Source data:
===
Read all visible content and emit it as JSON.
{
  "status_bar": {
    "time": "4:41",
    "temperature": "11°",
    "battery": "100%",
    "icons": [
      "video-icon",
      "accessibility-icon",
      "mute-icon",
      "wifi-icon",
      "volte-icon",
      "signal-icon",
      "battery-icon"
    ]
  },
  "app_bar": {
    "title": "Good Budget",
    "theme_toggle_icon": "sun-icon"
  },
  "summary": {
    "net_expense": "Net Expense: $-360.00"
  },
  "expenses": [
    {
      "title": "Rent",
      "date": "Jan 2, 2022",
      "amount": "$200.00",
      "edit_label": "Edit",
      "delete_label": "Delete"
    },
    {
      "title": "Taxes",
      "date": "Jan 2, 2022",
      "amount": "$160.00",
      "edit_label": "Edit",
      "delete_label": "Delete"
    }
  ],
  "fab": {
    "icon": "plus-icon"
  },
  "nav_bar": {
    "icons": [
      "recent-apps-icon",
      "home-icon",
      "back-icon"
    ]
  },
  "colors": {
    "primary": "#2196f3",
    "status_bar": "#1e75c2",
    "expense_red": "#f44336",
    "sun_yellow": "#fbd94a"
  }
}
===
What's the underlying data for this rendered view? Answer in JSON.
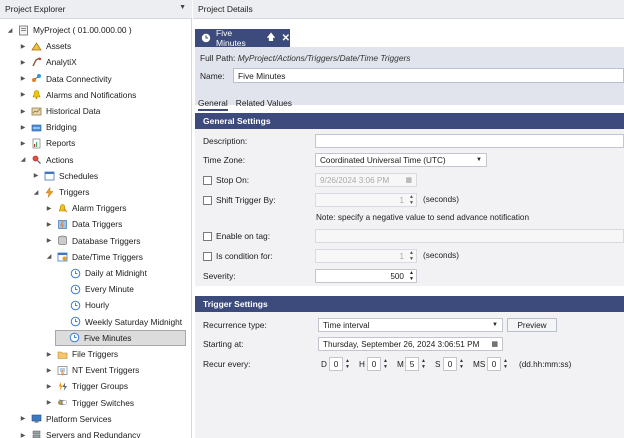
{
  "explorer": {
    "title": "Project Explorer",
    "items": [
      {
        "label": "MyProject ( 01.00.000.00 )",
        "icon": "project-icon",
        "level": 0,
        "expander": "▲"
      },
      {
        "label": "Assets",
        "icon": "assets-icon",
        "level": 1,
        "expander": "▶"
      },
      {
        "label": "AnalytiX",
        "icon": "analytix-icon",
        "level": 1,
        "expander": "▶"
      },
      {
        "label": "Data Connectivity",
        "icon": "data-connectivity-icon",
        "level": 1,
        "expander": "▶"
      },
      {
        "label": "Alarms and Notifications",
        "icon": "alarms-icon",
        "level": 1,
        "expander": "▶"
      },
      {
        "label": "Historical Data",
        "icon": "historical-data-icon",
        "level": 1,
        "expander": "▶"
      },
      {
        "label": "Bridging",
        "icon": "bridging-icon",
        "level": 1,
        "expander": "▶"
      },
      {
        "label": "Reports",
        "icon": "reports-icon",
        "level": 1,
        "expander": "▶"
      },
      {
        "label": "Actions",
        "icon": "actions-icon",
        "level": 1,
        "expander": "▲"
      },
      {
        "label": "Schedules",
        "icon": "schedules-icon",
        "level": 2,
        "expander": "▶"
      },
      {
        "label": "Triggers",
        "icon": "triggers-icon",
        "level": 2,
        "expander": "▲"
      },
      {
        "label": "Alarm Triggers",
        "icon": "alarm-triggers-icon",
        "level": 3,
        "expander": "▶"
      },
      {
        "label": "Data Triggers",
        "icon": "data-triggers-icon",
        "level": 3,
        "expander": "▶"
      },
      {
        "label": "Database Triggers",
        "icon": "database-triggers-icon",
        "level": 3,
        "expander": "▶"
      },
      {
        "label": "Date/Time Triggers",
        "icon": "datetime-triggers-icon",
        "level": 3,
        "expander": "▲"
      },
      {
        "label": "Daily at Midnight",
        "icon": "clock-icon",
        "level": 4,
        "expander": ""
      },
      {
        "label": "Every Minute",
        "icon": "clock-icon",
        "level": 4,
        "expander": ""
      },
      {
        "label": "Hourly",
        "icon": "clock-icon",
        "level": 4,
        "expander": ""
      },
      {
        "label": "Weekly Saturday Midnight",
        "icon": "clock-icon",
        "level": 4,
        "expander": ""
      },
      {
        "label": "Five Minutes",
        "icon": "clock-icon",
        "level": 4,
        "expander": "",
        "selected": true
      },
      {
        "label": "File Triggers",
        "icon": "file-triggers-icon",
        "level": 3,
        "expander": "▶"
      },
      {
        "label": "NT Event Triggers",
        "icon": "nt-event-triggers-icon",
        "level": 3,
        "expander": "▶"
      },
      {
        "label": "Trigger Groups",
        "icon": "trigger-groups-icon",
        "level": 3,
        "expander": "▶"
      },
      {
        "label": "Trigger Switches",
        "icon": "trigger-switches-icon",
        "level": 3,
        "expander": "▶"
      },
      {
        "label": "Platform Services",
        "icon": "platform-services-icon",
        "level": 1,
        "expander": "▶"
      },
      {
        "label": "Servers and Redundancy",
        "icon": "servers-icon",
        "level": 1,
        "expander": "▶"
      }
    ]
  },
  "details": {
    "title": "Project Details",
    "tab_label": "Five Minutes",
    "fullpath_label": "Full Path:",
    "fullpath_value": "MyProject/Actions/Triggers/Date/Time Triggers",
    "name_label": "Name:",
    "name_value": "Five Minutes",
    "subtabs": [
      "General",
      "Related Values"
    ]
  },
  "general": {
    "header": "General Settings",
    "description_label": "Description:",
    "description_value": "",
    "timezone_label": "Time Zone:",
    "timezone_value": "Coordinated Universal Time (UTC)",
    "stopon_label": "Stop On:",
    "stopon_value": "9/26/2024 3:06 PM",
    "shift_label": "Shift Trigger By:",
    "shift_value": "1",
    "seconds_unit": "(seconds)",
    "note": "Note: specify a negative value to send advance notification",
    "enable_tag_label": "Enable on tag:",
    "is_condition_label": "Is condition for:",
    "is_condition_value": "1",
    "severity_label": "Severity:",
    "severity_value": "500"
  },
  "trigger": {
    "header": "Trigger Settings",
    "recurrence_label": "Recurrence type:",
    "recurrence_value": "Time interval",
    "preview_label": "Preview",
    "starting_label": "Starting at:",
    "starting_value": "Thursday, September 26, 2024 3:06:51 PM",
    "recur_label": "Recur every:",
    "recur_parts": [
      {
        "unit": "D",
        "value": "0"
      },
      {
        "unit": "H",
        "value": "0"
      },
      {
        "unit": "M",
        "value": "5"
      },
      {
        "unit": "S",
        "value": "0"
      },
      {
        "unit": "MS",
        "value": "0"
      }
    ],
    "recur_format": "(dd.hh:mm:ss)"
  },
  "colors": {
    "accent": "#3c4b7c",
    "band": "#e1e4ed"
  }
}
===
| Problem |
Look for lines containing the string "Settings" and copy them all.

| Written response |
    "header": "General Settings",
    "header": "Trigger Settings",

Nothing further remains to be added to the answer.